> **The problem**: Extract, from the records beneath this instruction, each line that contains the word "پهلوی".

> **Stored data**:
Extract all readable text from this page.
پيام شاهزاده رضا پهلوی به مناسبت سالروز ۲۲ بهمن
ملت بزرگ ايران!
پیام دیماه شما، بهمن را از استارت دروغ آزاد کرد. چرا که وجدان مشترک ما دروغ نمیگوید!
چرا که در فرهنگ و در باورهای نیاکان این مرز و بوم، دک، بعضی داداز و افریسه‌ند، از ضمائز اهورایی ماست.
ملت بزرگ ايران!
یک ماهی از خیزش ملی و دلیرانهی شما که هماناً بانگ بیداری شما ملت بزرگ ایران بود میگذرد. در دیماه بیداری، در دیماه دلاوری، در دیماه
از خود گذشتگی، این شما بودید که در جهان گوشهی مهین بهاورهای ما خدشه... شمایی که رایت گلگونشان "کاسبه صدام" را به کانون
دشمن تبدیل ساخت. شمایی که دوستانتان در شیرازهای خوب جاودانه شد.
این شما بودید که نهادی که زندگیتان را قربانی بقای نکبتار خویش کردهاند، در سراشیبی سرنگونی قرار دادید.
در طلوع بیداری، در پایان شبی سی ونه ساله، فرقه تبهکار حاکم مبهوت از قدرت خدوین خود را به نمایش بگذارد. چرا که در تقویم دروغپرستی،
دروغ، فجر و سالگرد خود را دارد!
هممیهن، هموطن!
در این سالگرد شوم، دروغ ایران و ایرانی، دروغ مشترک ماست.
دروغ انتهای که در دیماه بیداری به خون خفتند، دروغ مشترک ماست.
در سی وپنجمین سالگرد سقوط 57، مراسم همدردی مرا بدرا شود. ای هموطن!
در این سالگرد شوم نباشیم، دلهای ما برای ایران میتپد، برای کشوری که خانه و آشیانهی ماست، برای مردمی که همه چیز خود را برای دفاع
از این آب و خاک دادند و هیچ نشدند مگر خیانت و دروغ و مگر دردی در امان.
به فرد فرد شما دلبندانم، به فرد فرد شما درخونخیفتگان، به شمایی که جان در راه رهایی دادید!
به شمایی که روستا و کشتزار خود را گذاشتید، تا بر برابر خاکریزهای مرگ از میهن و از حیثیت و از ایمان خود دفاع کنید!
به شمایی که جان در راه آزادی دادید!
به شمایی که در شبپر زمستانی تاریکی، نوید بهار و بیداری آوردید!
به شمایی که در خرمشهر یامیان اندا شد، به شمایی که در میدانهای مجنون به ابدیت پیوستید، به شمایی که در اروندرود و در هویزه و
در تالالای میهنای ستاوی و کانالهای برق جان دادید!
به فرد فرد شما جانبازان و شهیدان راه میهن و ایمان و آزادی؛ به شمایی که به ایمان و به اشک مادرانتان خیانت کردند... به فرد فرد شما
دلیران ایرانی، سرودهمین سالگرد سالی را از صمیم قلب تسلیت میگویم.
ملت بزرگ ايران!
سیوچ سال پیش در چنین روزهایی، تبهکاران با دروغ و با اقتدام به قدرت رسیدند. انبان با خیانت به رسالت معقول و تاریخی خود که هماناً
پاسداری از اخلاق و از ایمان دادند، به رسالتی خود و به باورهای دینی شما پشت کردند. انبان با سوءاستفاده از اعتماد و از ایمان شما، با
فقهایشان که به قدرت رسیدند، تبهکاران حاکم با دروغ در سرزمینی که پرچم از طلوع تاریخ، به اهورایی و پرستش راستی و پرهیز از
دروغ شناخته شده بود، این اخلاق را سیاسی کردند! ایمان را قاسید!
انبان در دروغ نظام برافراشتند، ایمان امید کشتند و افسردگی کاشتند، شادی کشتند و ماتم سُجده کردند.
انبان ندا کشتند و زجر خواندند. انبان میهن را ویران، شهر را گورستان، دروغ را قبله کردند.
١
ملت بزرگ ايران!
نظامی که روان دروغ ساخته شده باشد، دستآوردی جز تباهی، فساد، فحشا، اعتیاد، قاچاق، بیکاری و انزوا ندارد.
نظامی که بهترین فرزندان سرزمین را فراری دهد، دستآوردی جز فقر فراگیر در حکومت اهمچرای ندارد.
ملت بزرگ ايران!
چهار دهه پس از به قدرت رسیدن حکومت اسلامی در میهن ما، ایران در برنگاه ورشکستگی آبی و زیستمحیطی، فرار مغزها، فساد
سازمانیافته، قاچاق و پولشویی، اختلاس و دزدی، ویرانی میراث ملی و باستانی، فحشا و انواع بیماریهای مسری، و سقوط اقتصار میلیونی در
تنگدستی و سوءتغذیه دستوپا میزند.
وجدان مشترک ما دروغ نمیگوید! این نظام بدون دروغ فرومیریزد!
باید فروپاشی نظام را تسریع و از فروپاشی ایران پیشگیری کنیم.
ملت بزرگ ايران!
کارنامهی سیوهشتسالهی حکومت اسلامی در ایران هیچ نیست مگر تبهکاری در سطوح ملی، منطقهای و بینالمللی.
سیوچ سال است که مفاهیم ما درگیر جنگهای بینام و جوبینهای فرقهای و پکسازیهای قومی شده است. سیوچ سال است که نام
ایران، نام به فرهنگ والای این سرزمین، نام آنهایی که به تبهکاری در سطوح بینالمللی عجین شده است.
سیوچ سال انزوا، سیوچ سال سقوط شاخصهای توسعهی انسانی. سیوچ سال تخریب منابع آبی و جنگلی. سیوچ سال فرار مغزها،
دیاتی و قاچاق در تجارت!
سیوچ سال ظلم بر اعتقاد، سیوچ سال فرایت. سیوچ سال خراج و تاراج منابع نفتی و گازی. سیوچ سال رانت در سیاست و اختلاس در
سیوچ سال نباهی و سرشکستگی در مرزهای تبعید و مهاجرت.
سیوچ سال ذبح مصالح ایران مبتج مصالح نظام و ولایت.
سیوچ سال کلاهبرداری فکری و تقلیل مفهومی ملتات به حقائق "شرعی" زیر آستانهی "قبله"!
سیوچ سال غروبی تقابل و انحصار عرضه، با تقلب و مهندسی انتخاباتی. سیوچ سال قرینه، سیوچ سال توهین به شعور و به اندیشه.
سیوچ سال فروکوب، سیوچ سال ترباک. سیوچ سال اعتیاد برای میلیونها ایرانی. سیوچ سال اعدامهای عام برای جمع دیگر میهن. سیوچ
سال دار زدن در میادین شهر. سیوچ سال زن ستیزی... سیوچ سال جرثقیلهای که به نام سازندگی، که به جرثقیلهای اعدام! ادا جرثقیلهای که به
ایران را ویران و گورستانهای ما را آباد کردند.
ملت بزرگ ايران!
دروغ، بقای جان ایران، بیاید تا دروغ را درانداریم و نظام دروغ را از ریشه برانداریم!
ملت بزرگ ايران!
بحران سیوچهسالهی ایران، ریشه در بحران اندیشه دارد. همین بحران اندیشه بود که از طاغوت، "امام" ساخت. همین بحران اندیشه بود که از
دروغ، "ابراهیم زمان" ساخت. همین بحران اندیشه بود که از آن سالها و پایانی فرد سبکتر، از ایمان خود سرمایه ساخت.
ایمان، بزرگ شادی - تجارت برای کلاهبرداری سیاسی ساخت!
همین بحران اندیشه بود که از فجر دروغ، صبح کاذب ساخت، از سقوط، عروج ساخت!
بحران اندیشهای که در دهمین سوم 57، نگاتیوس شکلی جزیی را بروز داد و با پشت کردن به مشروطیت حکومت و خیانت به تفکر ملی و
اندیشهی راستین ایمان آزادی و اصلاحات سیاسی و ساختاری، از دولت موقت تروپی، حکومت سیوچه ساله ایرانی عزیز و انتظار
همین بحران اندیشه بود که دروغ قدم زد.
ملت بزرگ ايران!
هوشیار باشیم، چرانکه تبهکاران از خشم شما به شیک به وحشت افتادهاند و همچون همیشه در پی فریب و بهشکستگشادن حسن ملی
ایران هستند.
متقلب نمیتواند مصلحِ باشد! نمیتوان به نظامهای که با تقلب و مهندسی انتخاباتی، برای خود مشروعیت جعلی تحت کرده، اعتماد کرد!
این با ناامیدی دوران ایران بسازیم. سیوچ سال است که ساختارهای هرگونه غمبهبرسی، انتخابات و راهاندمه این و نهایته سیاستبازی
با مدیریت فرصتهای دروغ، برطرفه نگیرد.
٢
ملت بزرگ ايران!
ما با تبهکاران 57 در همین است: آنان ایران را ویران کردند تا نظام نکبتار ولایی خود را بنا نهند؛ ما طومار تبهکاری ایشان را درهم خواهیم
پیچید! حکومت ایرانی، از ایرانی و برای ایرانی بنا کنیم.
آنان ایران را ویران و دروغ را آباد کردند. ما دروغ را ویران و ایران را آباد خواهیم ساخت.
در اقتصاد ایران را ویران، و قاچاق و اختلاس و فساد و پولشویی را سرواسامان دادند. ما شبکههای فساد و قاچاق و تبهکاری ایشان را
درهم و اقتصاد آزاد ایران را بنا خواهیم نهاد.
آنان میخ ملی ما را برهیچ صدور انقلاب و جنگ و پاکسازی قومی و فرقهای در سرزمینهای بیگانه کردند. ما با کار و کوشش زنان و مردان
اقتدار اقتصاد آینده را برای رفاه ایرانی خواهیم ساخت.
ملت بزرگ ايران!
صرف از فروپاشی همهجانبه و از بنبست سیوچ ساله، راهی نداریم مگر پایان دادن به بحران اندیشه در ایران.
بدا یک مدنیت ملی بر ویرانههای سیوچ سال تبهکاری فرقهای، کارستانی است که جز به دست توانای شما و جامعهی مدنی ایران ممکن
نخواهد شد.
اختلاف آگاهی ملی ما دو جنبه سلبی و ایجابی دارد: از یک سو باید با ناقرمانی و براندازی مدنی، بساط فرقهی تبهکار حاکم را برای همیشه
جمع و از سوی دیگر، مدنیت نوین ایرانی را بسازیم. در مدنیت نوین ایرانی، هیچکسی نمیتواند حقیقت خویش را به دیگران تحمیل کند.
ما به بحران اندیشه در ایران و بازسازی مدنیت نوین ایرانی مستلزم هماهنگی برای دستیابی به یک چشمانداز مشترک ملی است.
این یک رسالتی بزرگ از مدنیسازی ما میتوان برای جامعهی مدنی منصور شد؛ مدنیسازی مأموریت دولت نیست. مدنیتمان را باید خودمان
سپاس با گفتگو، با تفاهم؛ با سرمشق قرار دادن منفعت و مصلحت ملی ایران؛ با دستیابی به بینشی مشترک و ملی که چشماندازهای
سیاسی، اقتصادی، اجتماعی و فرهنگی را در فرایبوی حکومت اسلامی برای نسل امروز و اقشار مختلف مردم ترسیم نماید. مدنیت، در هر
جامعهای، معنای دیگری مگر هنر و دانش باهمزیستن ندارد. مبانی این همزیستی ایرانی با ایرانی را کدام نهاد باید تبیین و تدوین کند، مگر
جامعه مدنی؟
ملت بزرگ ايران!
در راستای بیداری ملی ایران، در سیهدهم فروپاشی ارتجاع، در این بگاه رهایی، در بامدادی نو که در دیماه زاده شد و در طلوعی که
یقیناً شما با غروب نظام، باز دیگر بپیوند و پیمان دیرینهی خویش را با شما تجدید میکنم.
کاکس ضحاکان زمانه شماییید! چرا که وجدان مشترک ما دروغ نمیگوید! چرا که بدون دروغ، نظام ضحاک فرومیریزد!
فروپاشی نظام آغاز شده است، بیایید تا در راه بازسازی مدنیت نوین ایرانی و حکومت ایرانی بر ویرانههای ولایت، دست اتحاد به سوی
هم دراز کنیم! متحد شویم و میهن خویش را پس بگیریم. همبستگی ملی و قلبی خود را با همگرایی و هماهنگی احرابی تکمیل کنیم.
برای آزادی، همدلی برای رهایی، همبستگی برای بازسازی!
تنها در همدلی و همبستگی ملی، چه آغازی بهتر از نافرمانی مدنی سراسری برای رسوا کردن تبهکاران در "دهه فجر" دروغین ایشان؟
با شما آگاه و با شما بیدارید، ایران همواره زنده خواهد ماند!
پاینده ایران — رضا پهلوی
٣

> **The output**:
پيام شاهزاده رضا پهلوی به مناسبت سالروز ۲۲ بهمن
پاینده ایران — رضا پهلوی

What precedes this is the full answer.